■ **Saved entries**:
┌──
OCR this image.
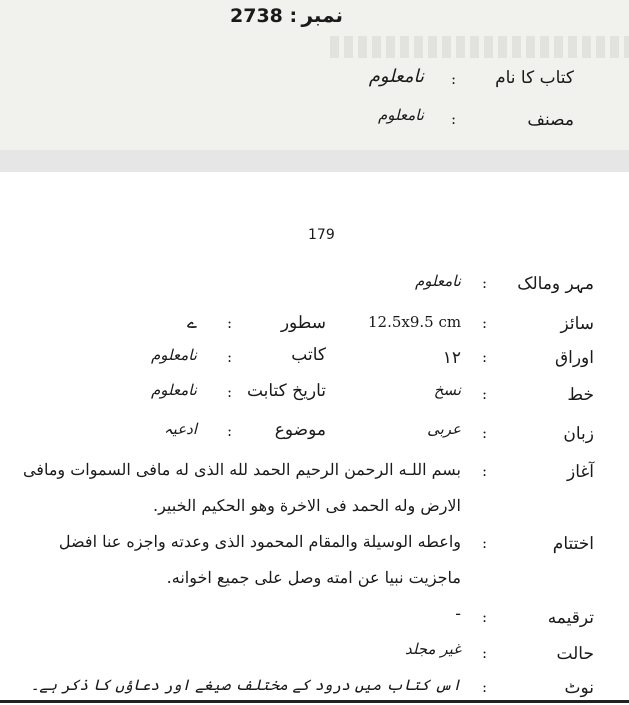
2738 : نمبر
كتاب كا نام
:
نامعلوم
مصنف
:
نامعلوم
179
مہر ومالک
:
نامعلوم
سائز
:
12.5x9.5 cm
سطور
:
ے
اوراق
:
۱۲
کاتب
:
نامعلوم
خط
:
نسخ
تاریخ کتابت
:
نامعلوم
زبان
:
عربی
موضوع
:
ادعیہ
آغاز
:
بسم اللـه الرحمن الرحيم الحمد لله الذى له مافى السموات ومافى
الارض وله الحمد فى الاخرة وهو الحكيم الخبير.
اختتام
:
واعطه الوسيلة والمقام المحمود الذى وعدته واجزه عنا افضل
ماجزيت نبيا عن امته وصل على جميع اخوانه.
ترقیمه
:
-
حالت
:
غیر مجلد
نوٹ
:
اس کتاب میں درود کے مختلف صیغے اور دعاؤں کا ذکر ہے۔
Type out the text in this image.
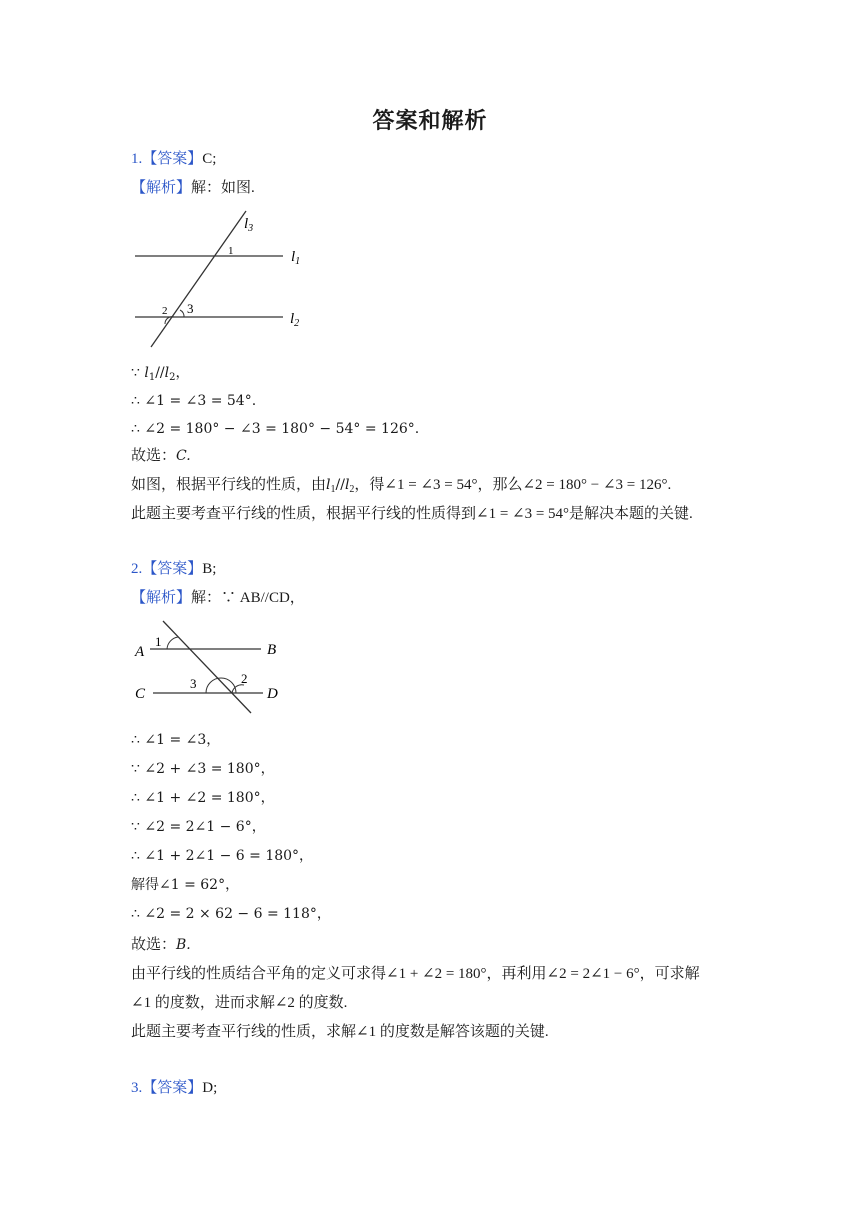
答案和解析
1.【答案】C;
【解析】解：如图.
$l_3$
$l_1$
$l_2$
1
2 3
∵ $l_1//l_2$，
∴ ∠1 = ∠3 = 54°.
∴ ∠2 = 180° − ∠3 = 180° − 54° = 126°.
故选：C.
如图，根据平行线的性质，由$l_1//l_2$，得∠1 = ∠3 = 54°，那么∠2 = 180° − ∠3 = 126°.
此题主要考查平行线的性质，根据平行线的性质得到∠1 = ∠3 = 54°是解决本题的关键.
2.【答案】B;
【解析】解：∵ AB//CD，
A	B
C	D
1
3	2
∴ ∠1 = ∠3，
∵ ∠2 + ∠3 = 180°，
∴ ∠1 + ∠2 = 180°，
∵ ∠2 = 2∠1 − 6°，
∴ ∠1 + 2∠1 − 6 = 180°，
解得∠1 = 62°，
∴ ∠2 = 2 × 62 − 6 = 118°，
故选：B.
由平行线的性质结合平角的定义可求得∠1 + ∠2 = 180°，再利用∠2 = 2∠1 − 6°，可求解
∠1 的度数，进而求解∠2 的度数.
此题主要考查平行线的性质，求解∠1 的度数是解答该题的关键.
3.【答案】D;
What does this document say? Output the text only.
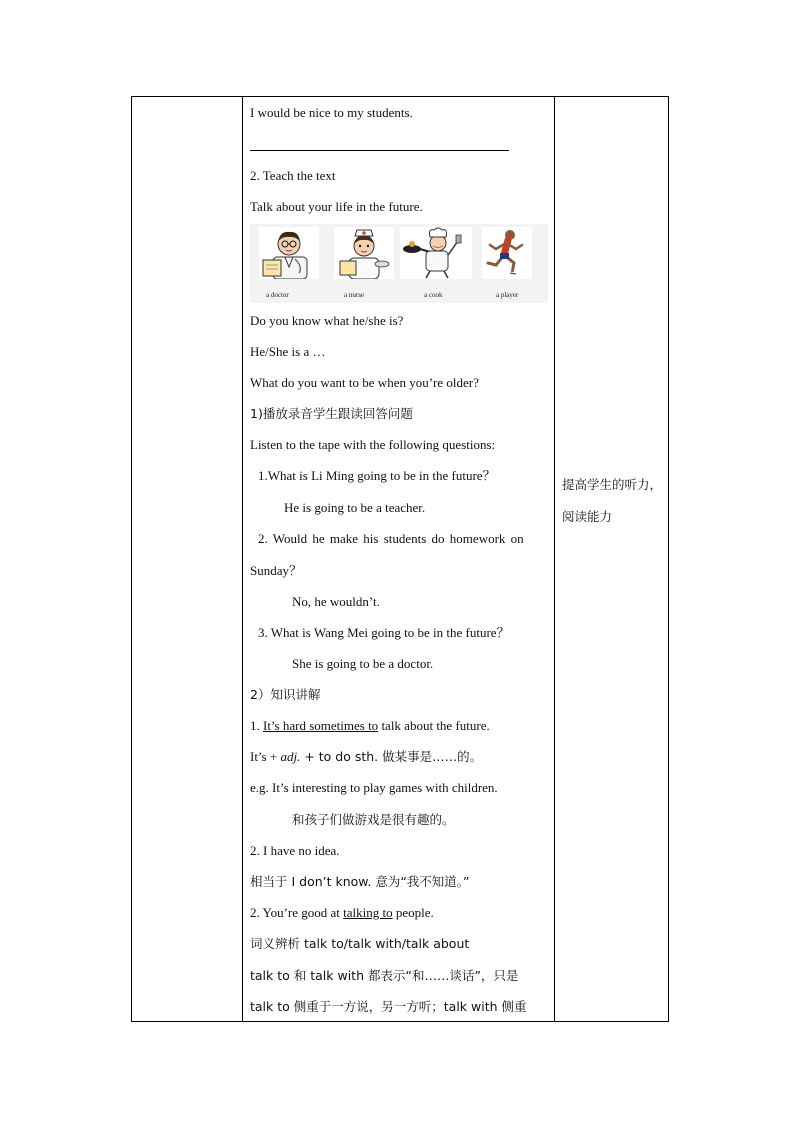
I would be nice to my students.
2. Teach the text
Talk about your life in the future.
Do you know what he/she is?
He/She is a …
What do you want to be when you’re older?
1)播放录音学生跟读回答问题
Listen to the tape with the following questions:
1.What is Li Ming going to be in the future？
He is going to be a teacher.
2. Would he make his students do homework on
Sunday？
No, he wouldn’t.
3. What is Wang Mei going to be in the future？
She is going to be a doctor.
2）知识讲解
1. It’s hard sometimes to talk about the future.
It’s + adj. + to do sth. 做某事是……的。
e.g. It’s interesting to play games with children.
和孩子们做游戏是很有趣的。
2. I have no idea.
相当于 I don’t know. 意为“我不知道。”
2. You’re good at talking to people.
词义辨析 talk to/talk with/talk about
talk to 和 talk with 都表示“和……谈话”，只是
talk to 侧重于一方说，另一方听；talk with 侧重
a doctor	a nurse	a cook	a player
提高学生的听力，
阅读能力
└──
■ **EXERCISE BRIEF**: Copy the material shown above in full and exactly. Skip the pictures.

■ **FINISHED EXERCISE**:
OCR this image.
2738 : نمبر
كتاب كا نام
:
نامعلوم
مصنف
:
نامعلوم
179
مہر ومالک
:
نامعلوم
سائز
:
12.5x9.5 cm
سطور
:
ے
اوراق
:
۱۲
کاتب
:
نامعلوم
خط
:
نسخ
تاریخ کتابت
:
نامعلوم
زبان
:
عربی
موضوع
:
ادعیہ
آغاز
:
بسم اللـه الرحمن الرحيم الحمد لله الذى له مافى السموات ومافى
الارض وله الحمد فى الاخرة وهو الحكيم الخبير.
اختتام
:
واعطه الوسيلة والمقام المحمود الذى وعدته واجزه عنا افضل
ماجزيت نبيا عن امته وصل على جميع اخوانه.
ترقیمه
:
-
حالت
:
غیر مجلد
نوٹ
:
اس کتاب میں درود کے مختلف صیغے اور دعاؤں کا ذکر ہے۔
Type out the text in this image.
答案和解析
1.【答案】C;
【解析】解：如图.
$l_3$
$l_1$
$l_2$
1
2 3
∵ $l_1//l_2$，
∴ ∠1 = ∠3 = 54°.
∴ ∠2 = 180° − ∠3 = 180° − 54° = 126°.
故选：C.
如图，根据平行线的性质，由$l_1//l_2$，得∠1 = ∠3 = 54°，那么∠2 = 180° − ∠3 = 126°.
此题主要考查平行线的性质，根据平行线的性质得到∠1 = ∠3 = 54°是解决本题的关键.
2.【答案】B;
【解析】解：∵ AB//CD，
A	B
C	D
1
3	2
∴ ∠1 = ∠3，
∵ ∠2 + ∠3 = 180°，
∴ ∠1 + ∠2 = 180°，
∵ ∠2 = 2∠1 − 6°，
∴ ∠1 + 2∠1 − 6 = 180°，
解得∠1 = 62°，
∴ ∠2 = 2 × 62 − 6 = 118°，
故选：B.
由平行线的性质结合平角的定义可求得∠1 + ∠2 = 180°，再利用∠2 = 2∠1 − 6°，可求解
∠1 的度数，进而求解∠2 的度数.
此题主要考查平行线的性质，求解∠1 的度数是解答该题的关键.
3.【答案】D;
What does this document say? Output the text only.
I would be nice to my students.
2. Teach the text
Talk about your life in the future.
Do you know what he/she is?
He/She is a …
What do you want to be when you’re older?
1)播放录音学生跟读回答问题
Listen to the tape with the following questions:
1.What is Li Ming going to be in the future？
He is going to be a teacher.
2. Would he make his students do homework on
Sunday？
No, he wouldn’t.
3. What is Wang Mei going to be in the future？
She is going to be a doctor.
2）知识讲解
1. It’s hard sometimes to talk about the future.
It’s + adj. + to do sth. 做某事是……的。
e.g. It’s interesting to play games with children.
和孩子们做游戏是很有趣的。
2. I have no idea.
相当于 I don’t know. 意为“我不知道。”
2. You’re good at talking to people.
词义辨析 talk to/talk with/talk about
talk to 和 talk with 都表示“和……谈话”，只是
talk to 侧重于一方说，另一方听；talk with 侧重
a doctor	a nurse	a cook	a player
提高学生的听力，
阅读能力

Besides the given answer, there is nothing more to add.